▶ **Aim**
Here are records with pictures in them. Copy all of them exactly and leave the pictures out.

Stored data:
BEGIN
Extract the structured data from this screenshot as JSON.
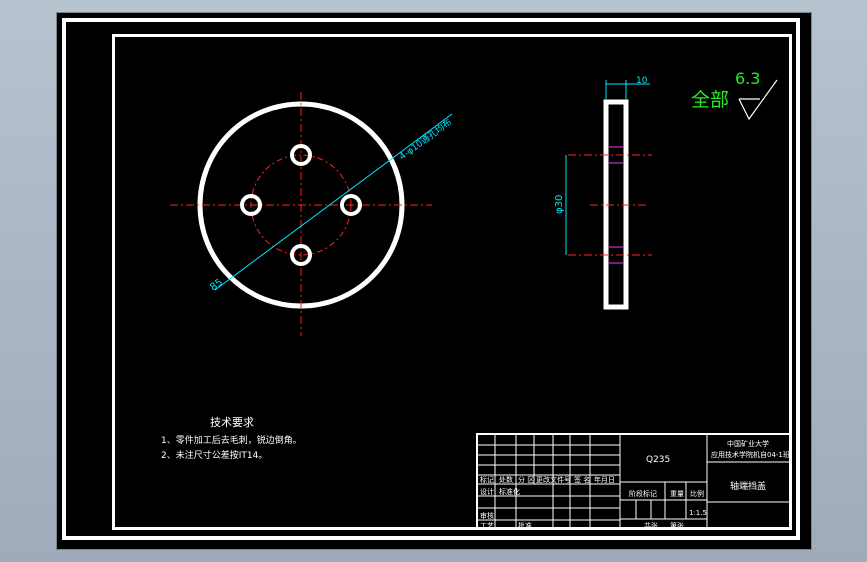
{
  "drawing": {
    "circle_view": {
      "hole_callout": "4-φ10通孔均布",
      "diameter_label": "85"
    },
    "side_view": {
      "thickness_label": "10",
      "diameter_label": "φ30"
    },
    "roughness": {
      "prefix": "全部",
      "value": "6.3"
    }
  },
  "technical_requirements": {
    "title": "技术要求",
    "items": [
      "1、零件加工后去毛刺，锐边倒角。",
      "2、未注尺寸公差按IT14。"
    ]
  },
  "title_block": {
    "material": "Q235",
    "school_line1": "中国矿业大学",
    "school_line2": "应用技术学院机自04-1班",
    "part_name": "轴端挡盖",
    "row_mark": "标记",
    "row_count": "处数",
    "row_zone": "分 区",
    "row_change_doc": "更改文件号",
    "row_sign": "签 名",
    "row_date": "年月日",
    "row_designer": "设计",
    "row_standardize": "标准化",
    "row_review": "审核",
    "row_process": "工艺",
    "row_approve": "批准",
    "stage_mark": "阶段标记",
    "weight": "重量",
    "scale": "比例",
    "scale_value": "1:1.5",
    "sheet_total": "共张",
    "sheet_no": "第张"
  },
  "colors": {
    "line_main": "#ffffff",
    "center_line": "#ff2020",
    "dimension": "#00e5ff",
    "roughness": "#22ee22",
    "hidden": "#ff33ff"
  }
}
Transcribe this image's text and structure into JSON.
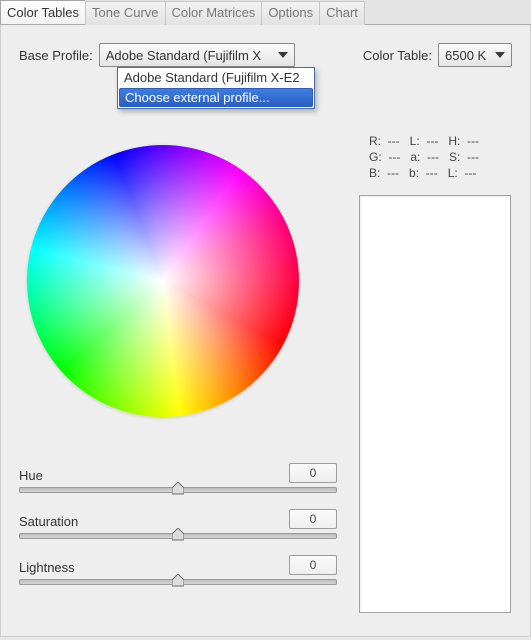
{
  "tabs": [
    {
      "label": "Color Tables",
      "active": true
    },
    {
      "label": "Tone Curve",
      "active": false
    },
    {
      "label": "Color Matrices",
      "active": false
    },
    {
      "label": "Options",
      "active": false
    },
    {
      "label": "Chart",
      "active": false
    }
  ],
  "base_profile": {
    "label": "Base Profile:",
    "selected": "Adobe Standard (Fujifilm X",
    "options": [
      "Adobe Standard (Fujifilm X-E2",
      "Choose external profile..."
    ],
    "highlighted_index": 1
  },
  "color_table": {
    "label": "Color Table:",
    "selected": "6500 K"
  },
  "readout": {
    "r": "---",
    "l_upper": "---",
    "h_upper": "---",
    "g": "---",
    "a": "---",
    "s": "---",
    "b": "---",
    "b_lower": "---",
    "l_lower": "---"
  },
  "sliders": {
    "hue": {
      "label": "Hue",
      "value": "0"
    },
    "saturation": {
      "label": "Saturation",
      "value": "0"
    },
    "lightness": {
      "label": "Lightness",
      "value": "0"
    }
  }
}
END
▶ **Task solution**
Extract the structured data from this screenshot as JSON.
{
  "drawing": {
    "circle_view": {
      "hole_callout": "4-φ10通孔均布",
      "diameter_label": "85"
    },
    "side_view": {
      "thickness_label": "10",
      "diameter_label": "φ30"
    },
    "roughness": {
      "prefix": "全部",
      "value": "6.3"
    }
  },
  "technical_requirements": {
    "title": "技术要求",
    "items": [
      "1、零件加工后去毛刺，锐边倒角。",
      "2、未注尺寸公差按IT14。"
    ]
  },
  "title_block": {
    "material": "Q235",
    "school_line1": "中国矿业大学",
    "school_line2": "应用技术学院机自04-1班",
    "part_name": "轴端挡盖",
    "row_mark": "标记",
    "row_count": "处数",
    "row_zone": "分 区",
    "row_change_doc": "更改文件号",
    "row_sign": "签 名",
    "row_date": "年月日",
    "row_designer": "设计",
    "row_standardize": "标准化",
    "row_review": "审核",
    "row_process": "工艺",
    "row_approve": "批准",
    "stage_mark": "阶段标记",
    "weight": "重量",
    "scale": "比例",
    "scale_value": "1:1.5",
    "sheet_total": "共张",
    "sheet_no": "第张"
  },
  "colors": {
    "line_main": "#ffffff",
    "center_line": "#ff2020",
    "dimension": "#00e5ff",
    "roughness": "#22ee22",
    "hidden": "#ff33ff"
  }
}
Transcribe this image's text and structure into JSON.
{
  "tabs": [
    {
      "label": "Color Tables",
      "active": true
    },
    {
      "label": "Tone Curve",
      "active": false
    },
    {
      "label": "Color Matrices",
      "active": false
    },
    {
      "label": "Options",
      "active": false
    },
    {
      "label": "Chart",
      "active": false
    }
  ],
  "base_profile": {
    "label": "Base Profile:",
    "selected": "Adobe Standard (Fujifilm X",
    "options": [
      "Adobe Standard (Fujifilm X-E2",
      "Choose external profile..."
    ],
    "highlighted_index": 1
  },
  "color_table": {
    "label": "Color Table:",
    "selected": "6500 K"
  },
  "readout": {
    "r": "---",
    "l_upper": "---",
    "h_upper": "---",
    "g": "---",
    "a": "---",
    "s": "---",
    "b": "---",
    "b_lower": "---",
    "l_lower": "---"
  },
  "sliders": {
    "hue": {
      "label": "Hue",
      "value": "0"
    },
    "saturation": {
      "label": "Saturation",
      "value": "0"
    },
    "lightness": {
      "label": "Lightness",
      "value": "0"
    }
  }
}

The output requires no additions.